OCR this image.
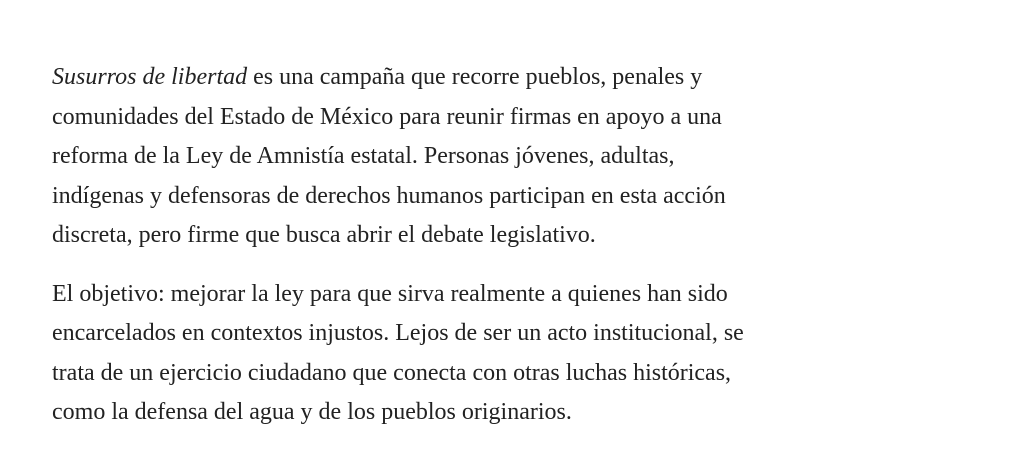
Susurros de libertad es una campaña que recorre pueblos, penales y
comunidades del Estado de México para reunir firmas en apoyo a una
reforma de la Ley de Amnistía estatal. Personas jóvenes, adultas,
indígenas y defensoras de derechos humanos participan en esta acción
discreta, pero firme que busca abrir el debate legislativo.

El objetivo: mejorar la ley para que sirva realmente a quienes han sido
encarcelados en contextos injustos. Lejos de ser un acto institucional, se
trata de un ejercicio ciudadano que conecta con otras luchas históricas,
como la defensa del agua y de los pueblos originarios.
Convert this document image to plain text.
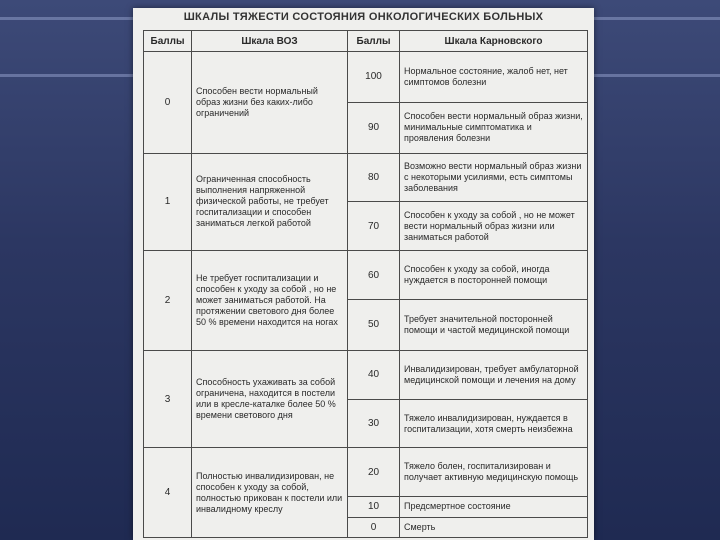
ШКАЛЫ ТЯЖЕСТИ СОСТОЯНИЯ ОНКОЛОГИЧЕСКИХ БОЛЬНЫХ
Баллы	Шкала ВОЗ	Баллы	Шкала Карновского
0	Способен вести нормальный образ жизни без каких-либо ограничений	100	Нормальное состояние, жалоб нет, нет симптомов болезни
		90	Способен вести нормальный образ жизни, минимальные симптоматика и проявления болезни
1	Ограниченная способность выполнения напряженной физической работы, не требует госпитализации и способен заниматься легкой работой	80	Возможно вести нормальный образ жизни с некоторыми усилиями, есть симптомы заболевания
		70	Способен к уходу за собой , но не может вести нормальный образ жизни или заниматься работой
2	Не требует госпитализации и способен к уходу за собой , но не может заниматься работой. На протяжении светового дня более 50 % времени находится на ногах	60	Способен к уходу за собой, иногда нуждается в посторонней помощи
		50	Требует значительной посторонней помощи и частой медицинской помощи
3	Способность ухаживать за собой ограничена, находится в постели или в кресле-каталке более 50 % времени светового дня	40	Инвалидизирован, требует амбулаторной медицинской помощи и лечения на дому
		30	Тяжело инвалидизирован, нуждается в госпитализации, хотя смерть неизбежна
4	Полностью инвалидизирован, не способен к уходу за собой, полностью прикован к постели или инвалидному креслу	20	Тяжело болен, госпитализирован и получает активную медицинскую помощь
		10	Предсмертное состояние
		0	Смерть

================

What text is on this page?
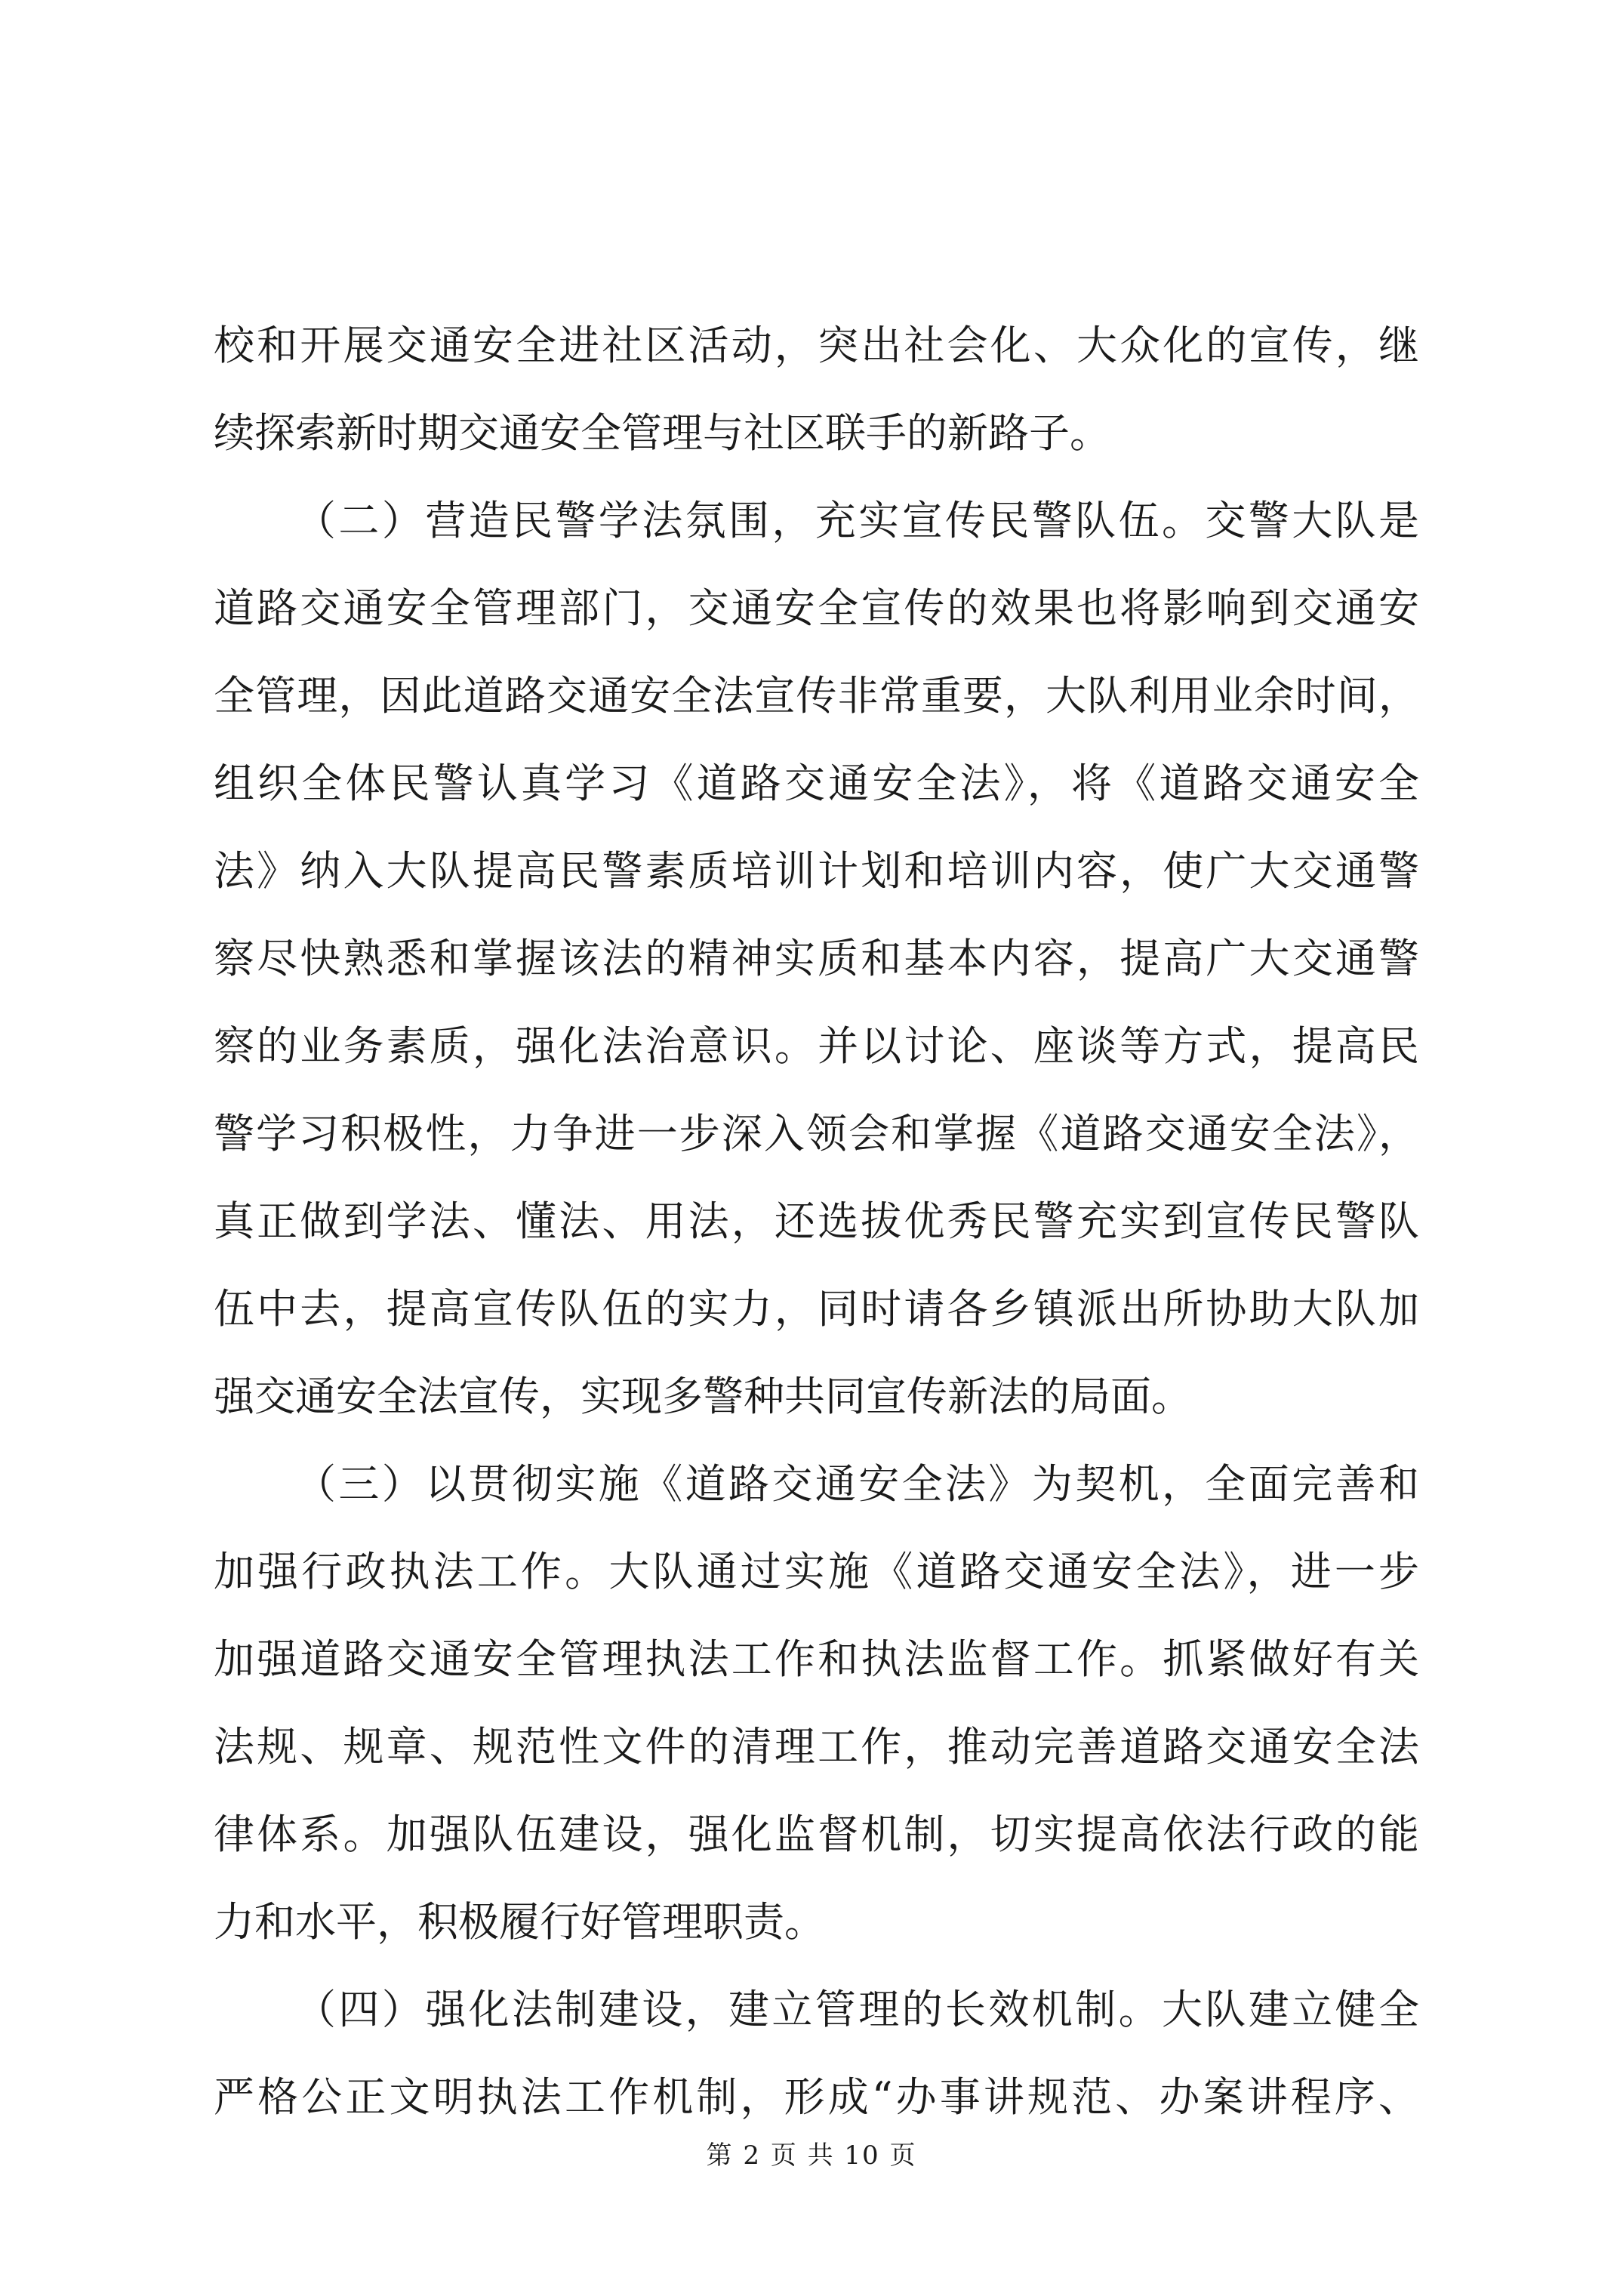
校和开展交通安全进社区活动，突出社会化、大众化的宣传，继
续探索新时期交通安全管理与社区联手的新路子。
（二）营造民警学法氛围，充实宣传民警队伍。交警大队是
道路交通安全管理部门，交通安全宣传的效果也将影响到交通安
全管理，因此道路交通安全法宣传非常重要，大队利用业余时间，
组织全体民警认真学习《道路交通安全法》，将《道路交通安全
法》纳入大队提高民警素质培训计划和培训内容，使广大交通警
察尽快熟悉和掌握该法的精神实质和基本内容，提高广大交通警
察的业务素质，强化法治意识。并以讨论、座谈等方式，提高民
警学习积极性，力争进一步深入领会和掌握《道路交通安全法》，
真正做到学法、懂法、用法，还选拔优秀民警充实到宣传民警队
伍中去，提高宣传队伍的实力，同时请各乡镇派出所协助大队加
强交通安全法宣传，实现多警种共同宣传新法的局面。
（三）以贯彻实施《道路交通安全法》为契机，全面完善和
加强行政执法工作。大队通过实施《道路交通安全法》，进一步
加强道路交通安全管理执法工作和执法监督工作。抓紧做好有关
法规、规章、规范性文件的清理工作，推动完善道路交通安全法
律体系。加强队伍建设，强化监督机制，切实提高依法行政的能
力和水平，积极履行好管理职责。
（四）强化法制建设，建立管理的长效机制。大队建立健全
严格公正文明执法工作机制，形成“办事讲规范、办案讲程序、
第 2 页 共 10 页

================

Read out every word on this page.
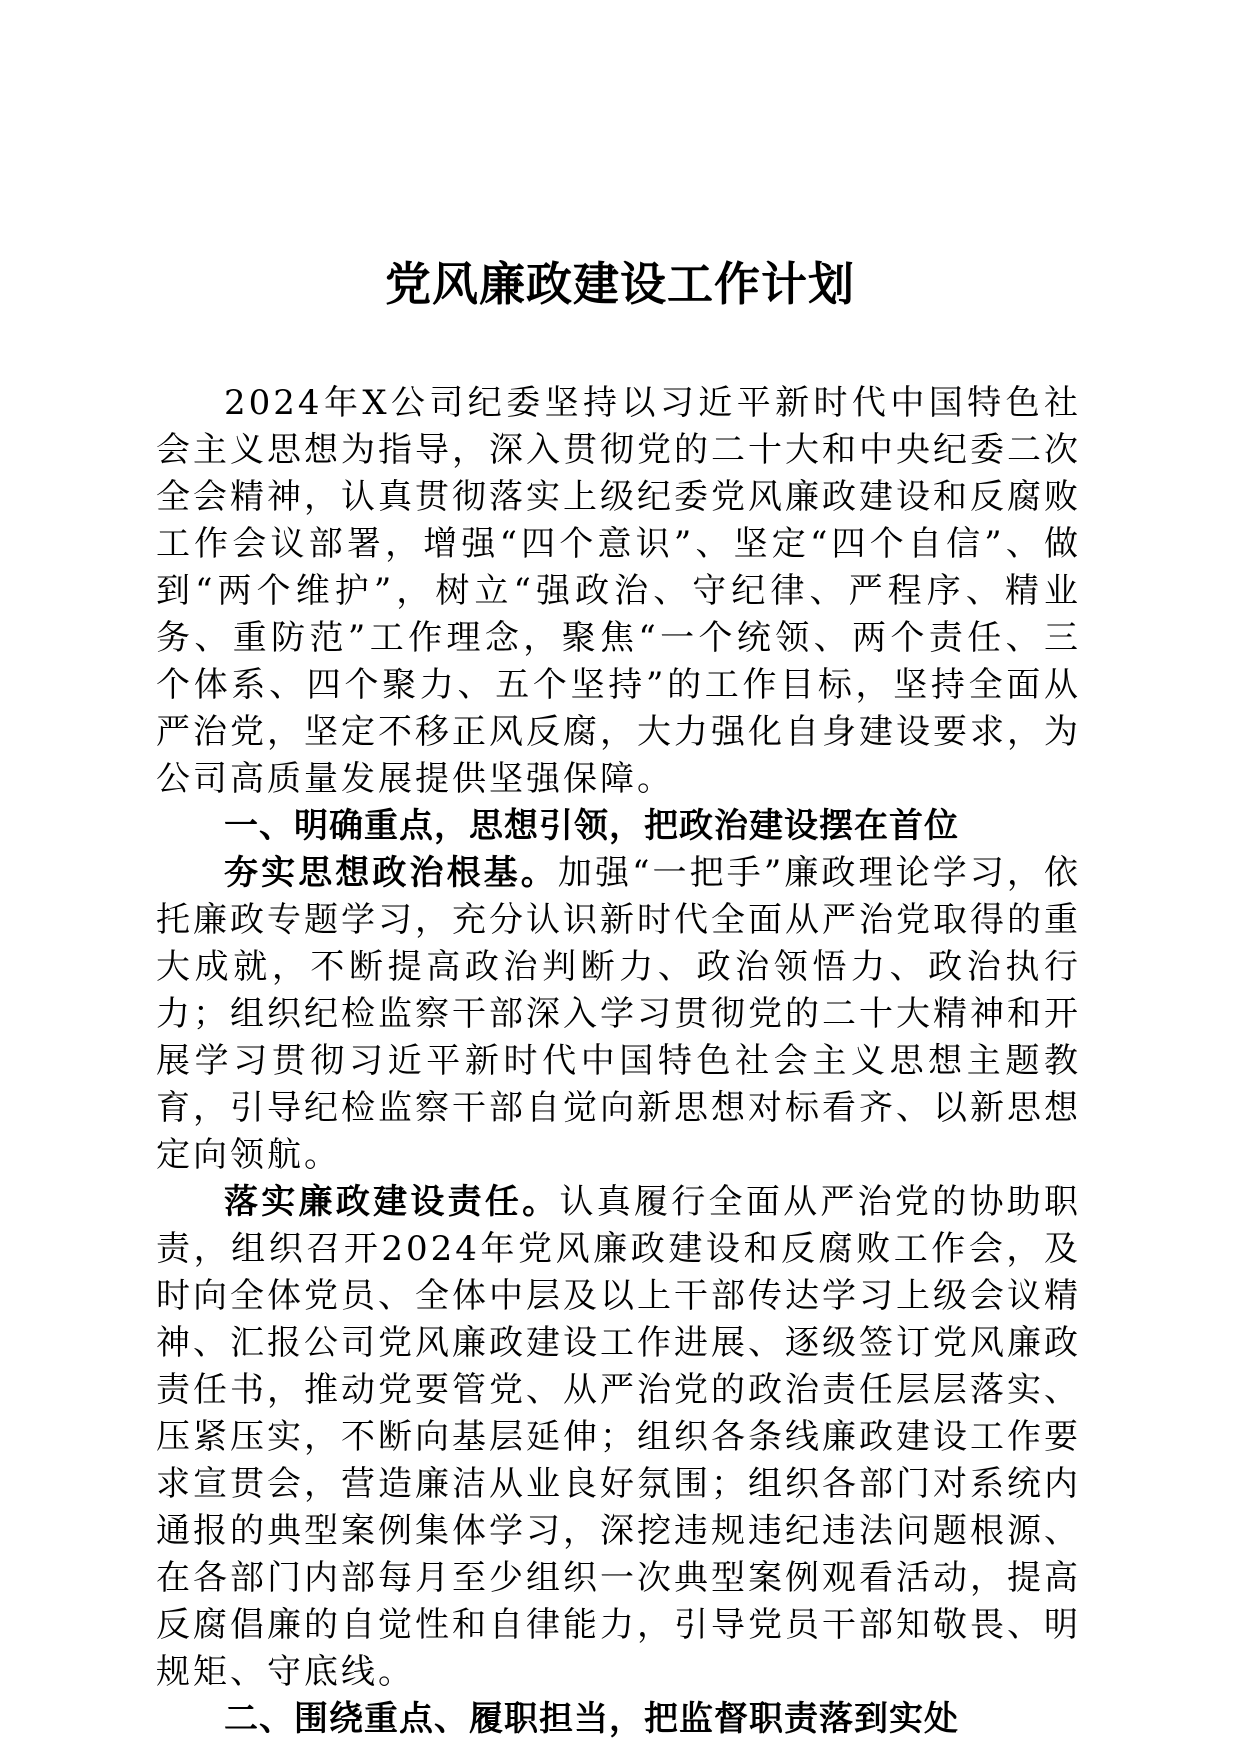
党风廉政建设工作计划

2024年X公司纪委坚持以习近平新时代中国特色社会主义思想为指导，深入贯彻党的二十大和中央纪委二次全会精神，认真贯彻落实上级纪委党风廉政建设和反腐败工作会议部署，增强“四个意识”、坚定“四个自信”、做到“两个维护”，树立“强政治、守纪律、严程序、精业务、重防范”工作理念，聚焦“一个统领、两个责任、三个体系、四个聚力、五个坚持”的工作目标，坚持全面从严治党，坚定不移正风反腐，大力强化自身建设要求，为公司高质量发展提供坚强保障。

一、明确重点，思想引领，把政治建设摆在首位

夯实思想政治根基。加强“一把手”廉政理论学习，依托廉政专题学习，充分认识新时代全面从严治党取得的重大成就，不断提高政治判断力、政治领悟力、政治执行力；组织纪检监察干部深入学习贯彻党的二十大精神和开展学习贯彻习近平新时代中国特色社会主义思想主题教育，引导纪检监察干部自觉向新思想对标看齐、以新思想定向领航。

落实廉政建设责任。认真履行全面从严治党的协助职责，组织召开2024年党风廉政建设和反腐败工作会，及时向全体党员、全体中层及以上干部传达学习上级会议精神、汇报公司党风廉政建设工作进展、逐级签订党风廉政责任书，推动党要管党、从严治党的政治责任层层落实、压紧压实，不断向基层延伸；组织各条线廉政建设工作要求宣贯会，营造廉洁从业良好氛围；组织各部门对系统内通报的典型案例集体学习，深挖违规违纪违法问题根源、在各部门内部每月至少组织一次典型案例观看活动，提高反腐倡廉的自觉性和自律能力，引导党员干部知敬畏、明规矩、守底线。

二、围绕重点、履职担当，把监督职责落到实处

================

:: OBJECTIVE ::
Copy every single line of the material above that holds "медицинской".

:: CORRECT RESULT ::
		50	Требует значительной посторонней помощи и частой медицинской помощи
3	Способность ухаживать за собой ограничена, находится в постели или в кресле-каталке более 50 % времени светового дня	40	Инвалидизирован, требует амбулаторной медицинской помощи и лечения на дому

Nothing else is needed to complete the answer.